Written instruction A: Retype the rows between the line holding "text: （回答数273人） xyxy=(782,18,944,42)" and the line holding "List UI elements", inclusive, character for character.

* START Document segment *

I know that this time of year can be very stressful. Can you feel a heightened sense of stress and anxiety this year? It can be very difficult to navigate those once-a-year holiday parties, or family get-togethers. Now is the perfect time to preserve your energy even when dealing with heightened stress and anxiety that often comes with getting together with co-workers or family. Today’s Front-Row Friday video will teach you three things that you can do to prepare for the potential difficult time. There are people, places, and things that can be triggering for you, so these three ideas should help.
1. Know, set, and respect your boundaries. It helps to know what your triggers are: what people push your buttons, what places bring back memories that make you uncomfortable and what situations usually end up in disaster. Know your boundaries of when you simply need to say no. Then, set that boundary and respect it. If that means saying no to an annual get together, then say no. No excuses, you can just say no. If someone insists that they need to know why you’re not coming, just simply say, it’s not going to work this year. Of course some people may deserve more of an explanation, but you get to decide who those people are.
2. Di-vest emotionally around those people who live to push your buttons. I think you know those people who wait until the whole family has gathered around the table and then they drop the most opinionated, judgmental, and inappropriate bomb on the group. They live for the reaction! If you choose to show up, then make sure you protect yourself by staying in curiosity. Don’t get defensive or take things personally. I even learned from Dr. Romani being interviewed on Mel Robbin’s Podcast on dealing with narcissistic people, she plays a game by keeping track of the put-downs. It’s hilarious to think that silently she’s hoping for one more put down so she can be rewarded with a massage! Brilliant! I’m not encouraging you to take abusive behavior, but if you choose to be around people who will never change, don’t get defensive, just take the high road and choose curiosity over defensiveness.

* END Document segment *
* START Information shown *

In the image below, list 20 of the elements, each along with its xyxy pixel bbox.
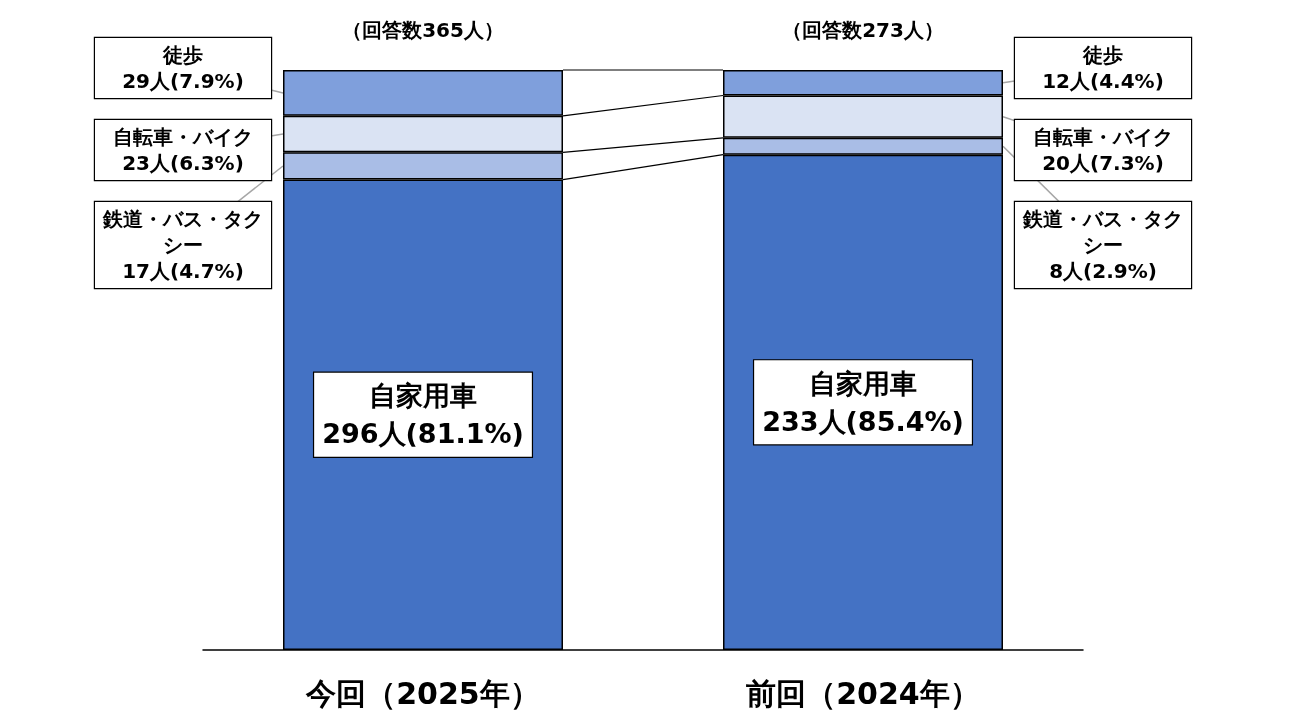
text: （回答数273人） xyxy=(782,18,944,42)
data-label: 29人(7.9%) xyxy=(122,69,244,93)
data-label: 20人(7.3%) xyxy=(1042,151,1164,175)
data-label: 233人(85.4%) xyxy=(762,405,964,437)
data-label: 17人(4.7%) xyxy=(122,259,244,283)
x-tick-label: 今回（2025年） xyxy=(305,675,540,711)
data-label: 23人(6.3%) xyxy=(122,151,244,175)
text: 鉄道・バス・タクシー xyxy=(1023,207,1183,257)
series-label: 自家用車 xyxy=(369,380,477,412)
text: 自家用車 xyxy=(809,367,917,399)
series-label: 鉄道・バス・タクシー xyxy=(102,207,263,257)
data-label: 12人(4.4%) xyxy=(1042,69,1164,93)
x-tick-label: 前回（2024年） xyxy=(746,675,980,711)
series-label: 自転車・バイク xyxy=(113,125,253,149)
text: 徒歩 xyxy=(1083,43,1123,67)
text: 自転車・バイク xyxy=(1033,125,1173,149)
data-label: 296人(81.1%) xyxy=(322,418,524,450)
text: 徒歩 xyxy=(162,43,203,67)
data-label: 8人(2.9%) xyxy=(1049,259,1157,283)
text: （回答数365人） xyxy=(342,18,504,42)
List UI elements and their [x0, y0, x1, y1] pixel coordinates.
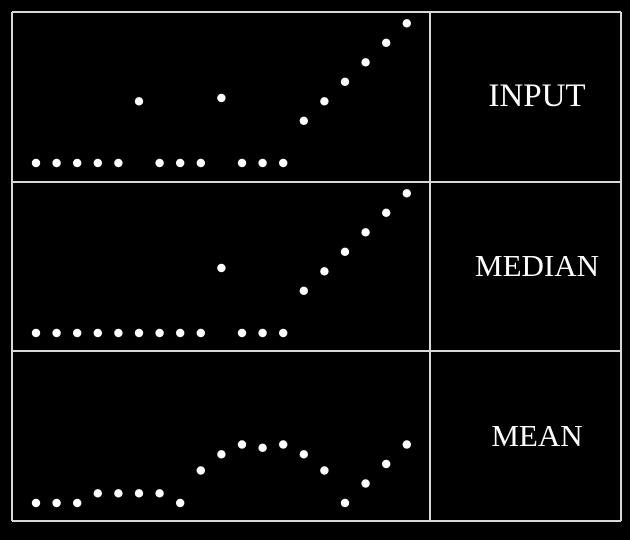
median-sample-point — [31, 328, 41, 338]
mean-sample-point — [31, 498, 41, 508]
median-sample-point — [279, 328, 288, 338]
input-sample-point — [402, 19, 411, 28]
median-sample-point — [217, 263, 226, 273]
mean-sample-point — [73, 498, 82, 508]
input-sample-point — [176, 158, 185, 168]
input-sample-point — [361, 58, 370, 67]
mean-sample-point — [155, 489, 164, 498]
mean-sample-point — [52, 498, 61, 508]
row-label-mean: MEAN — [491, 418, 582, 453]
median-sample-point — [196, 328, 205, 338]
median-sample-point — [134, 328, 144, 338]
input-sample-point — [155, 158, 164, 168]
mean-sample-point — [217, 450, 226, 459]
mean-sample-point — [196, 466, 205, 475]
median-sample-point — [52, 328, 61, 338]
input-sample-point — [114, 158, 123, 168]
input-sample-point — [217, 93, 226, 103]
mean-sample-point — [176, 498, 185, 508]
median-sample-point — [93, 328, 103, 338]
mean-sample-point — [279, 440, 288, 449]
median-sample-point — [176, 328, 185, 338]
input-sample-point — [31, 158, 41, 168]
median-sample-point — [361, 228, 370, 237]
input-sample-point — [279, 158, 288, 168]
median-sample-point — [73, 328, 82, 338]
input-sample-point — [134, 97, 144, 106]
mean-sample-point — [114, 489, 123, 498]
mean-sample-point — [237, 440, 247, 449]
input-sample-point — [196, 158, 205, 168]
mean-sample-point — [258, 443, 267, 452]
median-sample-point — [155, 328, 164, 338]
mean-sample-point — [382, 459, 391, 469]
median-sample-point — [402, 189, 411, 198]
median-signal-points — [31, 189, 411, 338]
input-sample-point — [258, 158, 267, 168]
input-sample-point — [73, 158, 82, 168]
median-sample-point — [258, 328, 267, 338]
input-sample-point — [320, 97, 329, 106]
mean-sample-point — [361, 479, 370, 488]
input-sample-point — [93, 158, 103, 168]
mean-sample-point — [340, 498, 350, 508]
median-sample-point — [237, 328, 247, 338]
input-signal-points — [31, 19, 411, 168]
input-sample-point — [237, 158, 247, 168]
median-sample-point — [114, 328, 123, 338]
mean-sample-point — [93, 489, 103, 498]
input-sample-point — [382, 38, 391, 47]
row-label-median: MEDIAN — [475, 248, 599, 283]
median-sample-point — [340, 247, 350, 256]
input-sample-point — [340, 77, 350, 87]
median-sample-point — [299, 286, 308, 295]
median-sample-point — [320, 267, 329, 276]
mean-sample-point — [299, 450, 308, 459]
input-sample-point — [52, 158, 61, 168]
mean-sample-point — [320, 466, 329, 475]
mean-signal-points — [31, 440, 411, 508]
row-label-input: INPUT — [488, 78, 585, 114]
median-sample-point — [382, 208, 391, 217]
mean-sample-point — [402, 440, 411, 449]
input-sample-point — [299, 116, 308, 126]
mean-sample-point — [134, 489, 144, 498]
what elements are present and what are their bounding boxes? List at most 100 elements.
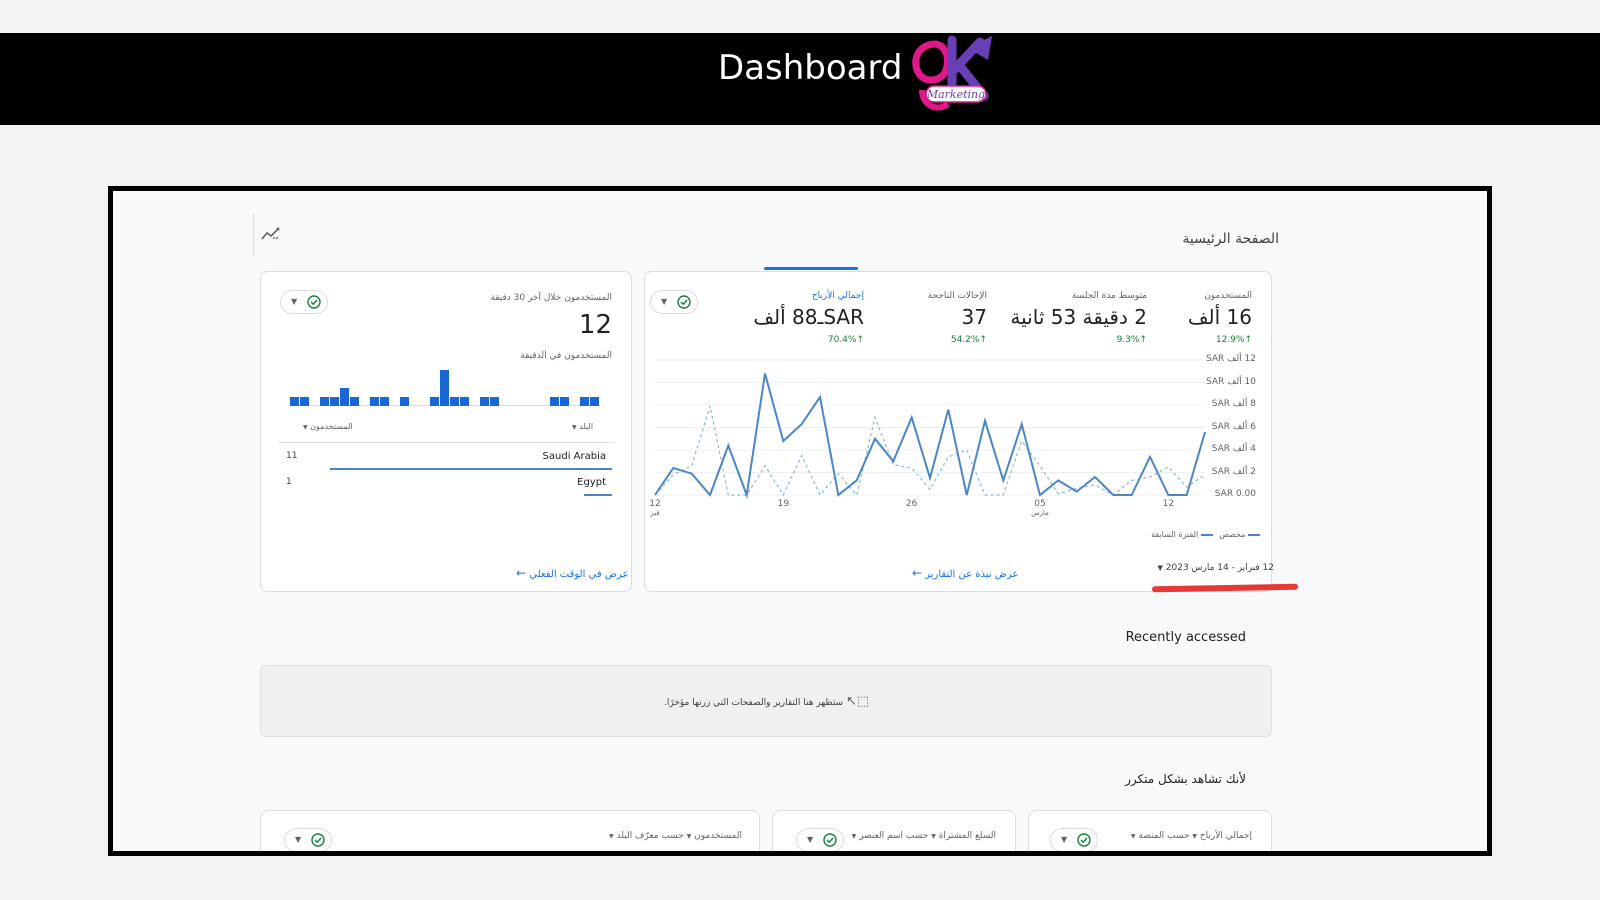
caret-down-icon: ▼ <box>931 833 936 840</box>
minute-bar <box>370 397 379 406</box>
minute-bar <box>460 397 469 406</box>
minute-bar <box>580 397 589 406</box>
logo-text: Marketing <box>926 88 985 101</box>
minute-bar <box>450 397 459 406</box>
chevron-down-icon: ▼ <box>661 297 668 306</box>
minute-bar <box>320 397 329 406</box>
card-metric: إجمالي الأرباح <box>1199 831 1252 841</box>
chevron-down-icon: ▼ <box>295 835 302 844</box>
legend-current-label: مخصص <box>1219 530 1246 539</box>
top-banner <box>0 33 1600 125</box>
chevron-down-icon: ▼ <box>291 297 298 306</box>
metric-value: 16 ألف <box>1187 305 1252 329</box>
metric-label: إجمالي الأرباح <box>811 291 864 301</box>
y-tick-label: 6 ألف SAR <box>1211 421 1256 432</box>
y-tick-label: 10 ألف SAR <box>1205 376 1256 387</box>
row-users: 1 <box>286 477 292 487</box>
arrow-up-icon: ↑ <box>979 335 987 345</box>
row-share-bar <box>330 468 612 470</box>
minute-bar <box>380 397 389 406</box>
country-column-header[interactable]: البلد ▼ <box>572 422 593 431</box>
y-tick-label: 8 ألف SAR <box>1211 399 1256 409</box>
y-tick-label: SAR 0.00 <box>1214 489 1256 499</box>
banner-title: Dashboard <box>718 48 903 88</box>
recently-accessed-heading: Recently accessed <box>1125 630 1246 645</box>
frequent-card-toggle[interactable]: ▼ <box>284 828 332 852</box>
metric-referrals[interactable]: الإحالات الناجحة 37 ↑54.2% <box>928 291 987 345</box>
table-divider <box>278 442 614 443</box>
previous-period-series-line <box>654 405 1206 497</box>
metric-value: 2 دقيقة 53 ثانية <box>1010 305 1147 329</box>
metric-users[interactable]: المستخدمون 16 ألف ↑12.9% <box>1188 291 1252 345</box>
overview-card-insights-toggle[interactable]: ▼ <box>650 290 698 314</box>
card-metric: السلع المشتراة <box>938 831 996 841</box>
check-circle-icon <box>823 833 837 847</box>
date-range-picker[interactable]: 12 فبراير - 14 مارس 2023 ▼ <box>1158 563 1275 573</box>
minute-bar <box>400 397 409 406</box>
caret-down-icon: ▼ <box>572 424 577 431</box>
frequently-viewed-heading: لأنك تشاهد بشكل متكرر <box>1125 772 1246 786</box>
metric-label: المستخدمون <box>1204 291 1252 301</box>
y-tick-label: 12 ألف SAR <box>1205 354 1256 364</box>
chart-legend: مخصص الفترة السابقة <box>1120 530 1260 539</box>
frame-bottom-border <box>108 851 1492 856</box>
check-circle-icon <box>311 833 325 847</box>
minute-bar <box>330 397 339 406</box>
metric-value: 37 <box>961 305 987 329</box>
link-label: عرض في الوقت الفعلي <box>529 569 629 580</box>
users-column-header[interactable]: المستخدمون ▼ <box>303 422 353 431</box>
view-realtime-link[interactable]: عرض في الوقت الفعلي ← <box>516 566 628 580</box>
x-tick-label: 19 <box>768 499 798 509</box>
x-tick-value: 12 <box>1162 499 1175 509</box>
realtime-users-value: 12 <box>578 310 612 340</box>
ok-marketing-logo: Marketing <box>912 35 992 111</box>
metric-change: 9.3% <box>1116 335 1140 345</box>
x-tick-label: 12 <box>1153 499 1183 509</box>
frequent-card-title: إجمالي الأرباح ▼ حسب المنصة ▼ <box>1131 831 1252 841</box>
legend-previous-swatch <box>1200 533 1213 536</box>
frequent-card-toggle[interactable]: ▼ <box>796 828 844 852</box>
legend-current-swatch <box>1248 533 1260 536</box>
realtime-users-label: المستخدمون خلال آخر 30 دقيقة <box>490 293 612 303</box>
metric-value: SARـ88 ألف <box>753 305 864 329</box>
view-reports-snapshot-link[interactable]: عرض نبذة عن التقارير ← <box>912 566 1018 580</box>
caret-down-icon: ▼ <box>1130 833 1136 840</box>
frequent-card-title: المستخدمون ▼ حسب معرّف البلد ▼ <box>609 831 742 841</box>
realtime-card-insights-toggle[interactable]: ▼ <box>280 290 328 314</box>
row-share-bar <box>584 494 612 496</box>
arrow-up-icon: ↑ <box>1244 335 1252 345</box>
metric-avg-session[interactable]: متوسط مدة الجلسة 2 دقيقة 53 ثانية ↑9.3% <box>1010 291 1147 345</box>
check-circle-icon <box>1077 833 1091 847</box>
recently-accessed-panel <box>260 665 1272 737</box>
card-dimension: حسب اسم العنصر <box>859 831 929 841</box>
chevron-down-icon: ▼ <box>1061 835 1068 844</box>
arrow-up-icon: ↑ <box>856 335 864 345</box>
metric-change: 54.2% <box>950 335 980 345</box>
metric-label: متوسط مدة الجلسة <box>1071 291 1147 301</box>
frequent-card-title: السلع المشتراة ▼ حسب اسم العنصر ▼ <box>852 831 996 841</box>
frequent-card-toggle[interactable]: ▼ <box>1050 828 1098 852</box>
header-label: البلد <box>579 422 594 431</box>
page-title: الصفحة الرئيسية <box>1182 231 1279 247</box>
metric-label: الإحالات الناجحة <box>927 291 987 301</box>
minute-bar <box>430 397 439 406</box>
x-tick-label: 05 مارس <box>1025 499 1055 517</box>
minute-bar <box>590 397 599 406</box>
check-circle-icon <box>307 295 321 309</box>
caret-down-icon: ▼ <box>686 833 692 840</box>
toolbar-divider <box>253 213 254 257</box>
y-tick-label: 4 ألف SAR <box>1211 444 1256 454</box>
caret-down-icon: ▼ <box>303 424 308 431</box>
metric-total-revenue[interactable]: إجمالي الأرباح SARـ88 ألف ↑70.4% <box>753 291 864 345</box>
check-circle-icon <box>677 295 691 309</box>
insights-sparkline-icon[interactable] <box>261 227 281 241</box>
caret-down-icon: ▼ <box>609 833 614 840</box>
chevron-down-icon: ▼ <box>807 835 814 844</box>
minute-bar <box>480 397 489 406</box>
realtime-card <box>260 271 632 592</box>
date-range-label: 12 فبراير - 14 مارس 2023 <box>1165 563 1274 573</box>
header-label: المستخدمون <box>310 422 353 431</box>
row-country: Egypt <box>577 477 606 488</box>
minute-bar <box>350 397 359 406</box>
x-tick-label: 26 <box>897 499 927 509</box>
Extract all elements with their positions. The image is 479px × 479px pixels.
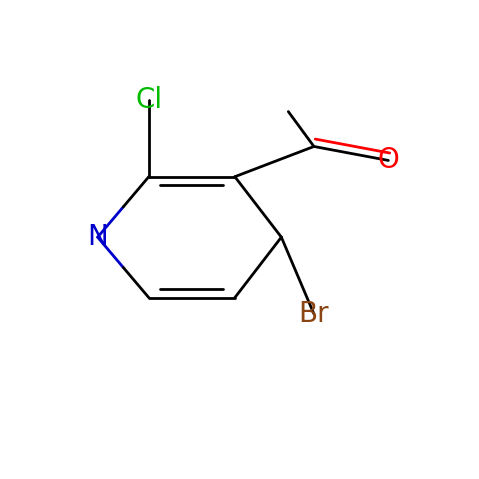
- Text: Cl: Cl: [135, 86, 162, 114]
- Text: N: N: [87, 223, 108, 251]
- Text: O: O: [377, 147, 399, 174]
- Text: Br: Br: [298, 300, 329, 328]
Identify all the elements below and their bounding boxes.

* END Information shown *

Written instruction B: From the passage on holiday stress, echo the words between "I know that" and "ideas should help.", inclusive, with no changes.

Correct result A:
text: （回答数273人） xyxy=(782,18,944,42)
data-label: 29人(7.9%) xyxy=(122,69,244,93)
data-label: 20人(7.3%) xyxy=(1042,151,1164,175)
data-label: 233人(85.4%) xyxy=(762,405,964,437)
data-label: 17人(4.7%) xyxy=(122,259,244,283)
x-tick-label: 今回（2025年） xyxy=(305,675,540,711)
data-label: 23人(6.3%) xyxy=(122,151,244,175)
text: 鉄道・バス・タクシー xyxy=(1023,207,1183,257)
series-label: 自家用車 xyxy=(369,380,477,412)
text: 自家用車 xyxy=(809,367,917,399)
series-label: 鉄道・バス・タクシー xyxy=(102,207,263,257)
data-label: 12人(4.4%) xyxy=(1042,69,1164,93)
x-tick-label: 前回（2024年） xyxy=(746,675,980,711)
series-label: 自転車・バイク xyxy=(113,125,253,149)
text: 徒歩 xyxy=(1083,43,1123,67)
text: 自転車・バイク xyxy=(1033,125,1173,149)
data-label: 296人(81.1%) xyxy=(322,418,524,450)
text: 徒歩 xyxy=(162,43,203,67)
data-label: 8人(2.9%) xyxy=(1049,259,1157,283)
text: （回答数365人） xyxy=(342,18,504,42)
List UI elements and their [x0, y0, x1, y1] pixel coordinates.

Correct result B:
I know that this time of year can be very stressful. Can you feel a heightened sense of stress and anxiety this year? It can be very difficult to navigate those once-a-year holiday parties, or family get-togethers. Now is the perfect time to preserve your energy even when dealing with heightened stress and anxiety that often comes with getting together with co-workers or family. Today’s Front-Row Friday video will teach you three things that you can do to prepare for the potential difficult time. There are people, places, and things that can be triggering for you, so these three ideas should help.